* Start *

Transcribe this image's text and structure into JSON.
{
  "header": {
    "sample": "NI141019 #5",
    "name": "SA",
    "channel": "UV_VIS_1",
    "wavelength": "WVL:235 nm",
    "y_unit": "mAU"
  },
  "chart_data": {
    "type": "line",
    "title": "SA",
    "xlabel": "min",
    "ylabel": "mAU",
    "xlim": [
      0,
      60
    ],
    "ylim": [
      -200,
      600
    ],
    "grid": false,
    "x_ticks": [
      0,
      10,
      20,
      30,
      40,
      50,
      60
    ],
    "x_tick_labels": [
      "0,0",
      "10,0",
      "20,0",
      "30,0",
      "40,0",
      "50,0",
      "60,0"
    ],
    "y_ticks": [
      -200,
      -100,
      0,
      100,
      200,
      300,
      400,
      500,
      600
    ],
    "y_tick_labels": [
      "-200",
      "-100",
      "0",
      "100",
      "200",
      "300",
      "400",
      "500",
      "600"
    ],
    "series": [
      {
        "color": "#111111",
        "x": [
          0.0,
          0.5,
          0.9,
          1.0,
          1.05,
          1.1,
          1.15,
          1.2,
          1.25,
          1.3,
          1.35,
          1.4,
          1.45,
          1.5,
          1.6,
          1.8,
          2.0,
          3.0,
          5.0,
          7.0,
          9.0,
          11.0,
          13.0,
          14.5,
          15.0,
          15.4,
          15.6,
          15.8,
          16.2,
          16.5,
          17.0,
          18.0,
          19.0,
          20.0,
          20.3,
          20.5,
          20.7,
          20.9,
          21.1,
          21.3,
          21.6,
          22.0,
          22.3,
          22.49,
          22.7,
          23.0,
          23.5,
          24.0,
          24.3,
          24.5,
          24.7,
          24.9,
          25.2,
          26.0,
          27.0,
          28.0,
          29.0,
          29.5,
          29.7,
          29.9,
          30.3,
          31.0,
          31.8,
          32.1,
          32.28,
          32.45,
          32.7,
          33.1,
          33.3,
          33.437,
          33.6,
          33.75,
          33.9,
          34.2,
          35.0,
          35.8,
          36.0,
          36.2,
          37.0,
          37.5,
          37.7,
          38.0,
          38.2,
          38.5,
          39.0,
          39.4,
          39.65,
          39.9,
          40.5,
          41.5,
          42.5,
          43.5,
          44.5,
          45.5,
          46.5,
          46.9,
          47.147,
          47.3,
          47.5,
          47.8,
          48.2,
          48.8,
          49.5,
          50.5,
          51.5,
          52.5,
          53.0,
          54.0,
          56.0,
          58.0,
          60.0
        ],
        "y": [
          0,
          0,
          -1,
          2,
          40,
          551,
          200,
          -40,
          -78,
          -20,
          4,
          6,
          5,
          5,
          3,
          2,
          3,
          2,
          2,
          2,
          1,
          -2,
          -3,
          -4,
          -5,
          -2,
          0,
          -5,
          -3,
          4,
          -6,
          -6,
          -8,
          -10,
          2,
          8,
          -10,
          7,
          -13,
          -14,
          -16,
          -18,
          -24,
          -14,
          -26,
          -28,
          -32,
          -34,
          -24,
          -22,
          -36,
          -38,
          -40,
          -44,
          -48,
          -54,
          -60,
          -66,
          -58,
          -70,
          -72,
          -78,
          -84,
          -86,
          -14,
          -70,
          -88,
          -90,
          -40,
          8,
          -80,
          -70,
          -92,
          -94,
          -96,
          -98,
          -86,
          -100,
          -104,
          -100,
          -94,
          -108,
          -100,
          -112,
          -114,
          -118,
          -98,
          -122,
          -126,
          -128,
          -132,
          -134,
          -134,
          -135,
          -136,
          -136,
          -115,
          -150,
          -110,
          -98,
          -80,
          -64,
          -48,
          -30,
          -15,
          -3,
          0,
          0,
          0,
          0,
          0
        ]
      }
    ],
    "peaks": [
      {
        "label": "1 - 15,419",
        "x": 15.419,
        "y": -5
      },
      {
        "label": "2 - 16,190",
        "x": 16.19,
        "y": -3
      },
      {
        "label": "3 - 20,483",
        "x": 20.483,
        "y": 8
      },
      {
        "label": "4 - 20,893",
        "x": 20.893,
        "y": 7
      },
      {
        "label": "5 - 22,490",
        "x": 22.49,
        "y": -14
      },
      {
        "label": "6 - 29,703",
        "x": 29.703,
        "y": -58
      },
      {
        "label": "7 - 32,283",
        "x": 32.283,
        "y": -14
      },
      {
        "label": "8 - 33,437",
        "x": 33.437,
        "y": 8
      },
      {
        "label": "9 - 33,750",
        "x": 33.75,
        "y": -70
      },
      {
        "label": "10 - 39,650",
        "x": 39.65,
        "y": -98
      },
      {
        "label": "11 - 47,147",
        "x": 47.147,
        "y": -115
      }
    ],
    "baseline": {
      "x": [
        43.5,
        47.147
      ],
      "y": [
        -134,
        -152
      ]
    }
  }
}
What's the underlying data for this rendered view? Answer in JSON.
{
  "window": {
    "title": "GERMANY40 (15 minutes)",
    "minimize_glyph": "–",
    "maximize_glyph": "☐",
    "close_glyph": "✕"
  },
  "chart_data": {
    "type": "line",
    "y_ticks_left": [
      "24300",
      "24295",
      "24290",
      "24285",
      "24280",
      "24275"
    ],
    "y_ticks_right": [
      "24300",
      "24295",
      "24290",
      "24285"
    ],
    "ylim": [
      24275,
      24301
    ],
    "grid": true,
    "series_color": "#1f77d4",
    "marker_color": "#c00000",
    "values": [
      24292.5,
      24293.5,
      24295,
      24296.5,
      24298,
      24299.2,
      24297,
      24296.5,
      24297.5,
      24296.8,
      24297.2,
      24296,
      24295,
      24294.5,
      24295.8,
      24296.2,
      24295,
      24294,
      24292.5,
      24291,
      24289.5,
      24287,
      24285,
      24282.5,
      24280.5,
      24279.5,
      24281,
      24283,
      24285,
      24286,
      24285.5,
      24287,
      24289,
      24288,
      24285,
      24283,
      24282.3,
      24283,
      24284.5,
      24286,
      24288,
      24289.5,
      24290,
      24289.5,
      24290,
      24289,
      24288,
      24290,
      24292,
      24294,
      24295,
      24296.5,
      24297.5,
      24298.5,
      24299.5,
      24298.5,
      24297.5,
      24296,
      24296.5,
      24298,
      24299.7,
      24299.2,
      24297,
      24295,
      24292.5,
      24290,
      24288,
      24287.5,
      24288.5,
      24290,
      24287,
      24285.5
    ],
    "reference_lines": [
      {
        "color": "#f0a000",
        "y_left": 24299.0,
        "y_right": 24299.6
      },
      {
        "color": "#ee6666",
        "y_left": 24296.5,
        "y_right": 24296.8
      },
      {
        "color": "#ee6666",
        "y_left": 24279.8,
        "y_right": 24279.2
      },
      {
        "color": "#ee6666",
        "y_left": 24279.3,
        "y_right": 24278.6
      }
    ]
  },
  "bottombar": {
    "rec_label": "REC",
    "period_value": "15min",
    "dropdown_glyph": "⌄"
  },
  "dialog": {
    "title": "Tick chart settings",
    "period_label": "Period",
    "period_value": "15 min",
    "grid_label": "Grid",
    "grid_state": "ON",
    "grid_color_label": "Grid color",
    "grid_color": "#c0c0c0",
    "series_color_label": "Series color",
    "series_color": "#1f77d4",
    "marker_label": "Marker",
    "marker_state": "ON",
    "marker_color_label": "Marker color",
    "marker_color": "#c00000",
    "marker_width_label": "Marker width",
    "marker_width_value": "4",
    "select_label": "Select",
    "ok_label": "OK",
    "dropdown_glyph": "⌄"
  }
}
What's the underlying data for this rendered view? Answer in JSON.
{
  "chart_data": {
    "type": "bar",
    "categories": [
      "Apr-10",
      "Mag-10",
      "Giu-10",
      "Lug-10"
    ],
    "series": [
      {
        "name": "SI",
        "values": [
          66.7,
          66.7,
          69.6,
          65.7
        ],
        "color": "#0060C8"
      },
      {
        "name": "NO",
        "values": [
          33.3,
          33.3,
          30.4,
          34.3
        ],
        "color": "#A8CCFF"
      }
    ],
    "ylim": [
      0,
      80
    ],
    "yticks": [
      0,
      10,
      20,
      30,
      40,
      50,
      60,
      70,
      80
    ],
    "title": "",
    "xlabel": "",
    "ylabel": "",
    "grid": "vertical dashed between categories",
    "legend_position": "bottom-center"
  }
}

* End *

WHAT YOU HAVE TO DO.
Work through the records line by line and tally those holding "categories". Reply with the number alone.

EXERCISE RESULT.
2